Problem:
Print all of the data exactly.

Stored records:
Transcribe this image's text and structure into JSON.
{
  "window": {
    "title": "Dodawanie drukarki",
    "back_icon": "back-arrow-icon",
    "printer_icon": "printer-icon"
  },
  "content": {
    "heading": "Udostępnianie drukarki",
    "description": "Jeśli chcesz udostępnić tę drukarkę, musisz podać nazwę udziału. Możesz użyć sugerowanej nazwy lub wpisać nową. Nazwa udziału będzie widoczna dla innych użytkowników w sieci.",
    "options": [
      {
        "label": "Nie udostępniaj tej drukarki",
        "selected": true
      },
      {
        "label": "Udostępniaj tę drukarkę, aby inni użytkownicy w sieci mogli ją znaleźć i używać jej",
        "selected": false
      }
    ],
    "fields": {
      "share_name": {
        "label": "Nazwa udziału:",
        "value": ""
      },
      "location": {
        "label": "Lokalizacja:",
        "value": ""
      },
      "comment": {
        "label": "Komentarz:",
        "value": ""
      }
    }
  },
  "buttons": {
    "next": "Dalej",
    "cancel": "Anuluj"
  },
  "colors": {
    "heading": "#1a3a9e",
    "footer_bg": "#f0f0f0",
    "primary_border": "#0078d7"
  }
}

Response:
Transcribe this image's text and structure into JSON.
{
  "window": {
    "title": "Dodawanie drukarki",
    "back_icon": "back-arrow-icon",
    "printer_icon": "printer-icon"
  },
  "content": {
    "heading": "Udostępnianie drukarki",
    "description": "Jeśli chcesz udostępnić tę drukarkę, musisz podać nazwę udziału. Możesz użyć sugerowanej nazwy lub wpisać nową. Nazwa udziału będzie widoczna dla innych użytkowników w sieci.",
    "options": [
      {
        "label": "Nie udostępniaj tej drukarki",
        "selected": true
      },
      {
        "label": "Udostępniaj tę drukarkę, aby inni użytkownicy w sieci mogli ją znaleźć i używać jej",
        "selected": false
      }
    ],
    "fields": {
      "share_name": {
        "label": "Nazwa udziału:",
        "value": ""
      },
      "location": {
        "label": "Lokalizacja:",
        "value": ""
      },
      "comment": {
        "label": "Komentarz:",
        "value": ""
      }
    }
  },
  "buttons": {
    "next": "Dalej",
    "cancel": "Anuluj"
  },
  "colors": {
    "heading": "#1a3a9e",
    "footer_bg": "#f0f0f0",
    "primary_border": "#0078d7"
  }
}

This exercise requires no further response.